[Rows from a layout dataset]

++++++++

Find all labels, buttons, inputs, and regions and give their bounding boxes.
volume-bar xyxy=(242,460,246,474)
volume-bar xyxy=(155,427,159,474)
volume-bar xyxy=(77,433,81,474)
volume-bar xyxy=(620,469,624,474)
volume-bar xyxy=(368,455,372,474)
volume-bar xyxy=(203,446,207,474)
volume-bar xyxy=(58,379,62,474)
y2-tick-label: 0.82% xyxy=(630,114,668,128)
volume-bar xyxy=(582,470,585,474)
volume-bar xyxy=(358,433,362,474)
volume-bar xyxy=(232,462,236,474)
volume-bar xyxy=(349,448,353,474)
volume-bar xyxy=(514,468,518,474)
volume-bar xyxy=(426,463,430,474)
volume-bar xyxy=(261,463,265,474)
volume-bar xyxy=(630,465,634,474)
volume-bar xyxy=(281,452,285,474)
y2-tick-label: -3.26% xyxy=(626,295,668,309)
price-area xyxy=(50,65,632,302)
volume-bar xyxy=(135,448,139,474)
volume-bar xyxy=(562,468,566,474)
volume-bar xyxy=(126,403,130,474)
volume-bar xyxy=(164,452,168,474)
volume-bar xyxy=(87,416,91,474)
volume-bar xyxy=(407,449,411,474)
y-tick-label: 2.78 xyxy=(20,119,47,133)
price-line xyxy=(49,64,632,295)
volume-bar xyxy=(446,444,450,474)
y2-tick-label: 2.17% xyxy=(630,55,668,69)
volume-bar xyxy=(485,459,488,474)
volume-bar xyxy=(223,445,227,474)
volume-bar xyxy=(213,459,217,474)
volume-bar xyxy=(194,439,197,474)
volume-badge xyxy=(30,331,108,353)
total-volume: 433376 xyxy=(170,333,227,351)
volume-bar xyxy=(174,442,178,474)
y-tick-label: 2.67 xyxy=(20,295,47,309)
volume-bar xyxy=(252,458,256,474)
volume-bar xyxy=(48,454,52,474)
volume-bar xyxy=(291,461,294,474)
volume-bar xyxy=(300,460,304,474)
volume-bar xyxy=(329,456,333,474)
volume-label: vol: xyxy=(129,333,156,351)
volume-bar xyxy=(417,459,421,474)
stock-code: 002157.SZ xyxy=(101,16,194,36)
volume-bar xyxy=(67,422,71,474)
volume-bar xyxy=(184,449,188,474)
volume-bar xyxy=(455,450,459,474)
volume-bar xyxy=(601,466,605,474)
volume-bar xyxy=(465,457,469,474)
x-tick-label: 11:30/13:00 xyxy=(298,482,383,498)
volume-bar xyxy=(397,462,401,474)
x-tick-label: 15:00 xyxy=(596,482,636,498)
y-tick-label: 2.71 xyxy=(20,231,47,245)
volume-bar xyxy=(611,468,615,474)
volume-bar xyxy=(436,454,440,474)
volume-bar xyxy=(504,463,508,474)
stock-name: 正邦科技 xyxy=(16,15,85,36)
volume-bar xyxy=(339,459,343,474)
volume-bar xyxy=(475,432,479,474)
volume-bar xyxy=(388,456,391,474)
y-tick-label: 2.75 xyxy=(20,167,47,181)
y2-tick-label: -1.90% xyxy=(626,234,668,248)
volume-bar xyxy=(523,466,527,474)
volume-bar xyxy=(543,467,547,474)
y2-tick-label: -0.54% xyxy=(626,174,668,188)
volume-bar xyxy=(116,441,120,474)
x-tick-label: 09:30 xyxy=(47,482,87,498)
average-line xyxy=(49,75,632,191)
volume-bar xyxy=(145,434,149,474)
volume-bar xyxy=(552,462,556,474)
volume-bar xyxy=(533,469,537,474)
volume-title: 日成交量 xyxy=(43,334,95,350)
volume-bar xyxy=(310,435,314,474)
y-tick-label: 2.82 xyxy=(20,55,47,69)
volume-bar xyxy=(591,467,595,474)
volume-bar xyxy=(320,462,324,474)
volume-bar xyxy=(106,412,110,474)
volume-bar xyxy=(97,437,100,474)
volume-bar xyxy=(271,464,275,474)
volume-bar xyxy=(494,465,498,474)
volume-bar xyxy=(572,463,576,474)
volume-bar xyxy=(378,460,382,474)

++++++++

• _REQUIREMENT_:
Tally the lines in the entries above that contain the string "stock", and give only that number.

• _SOLUTION TO THE EXERCISE_:
2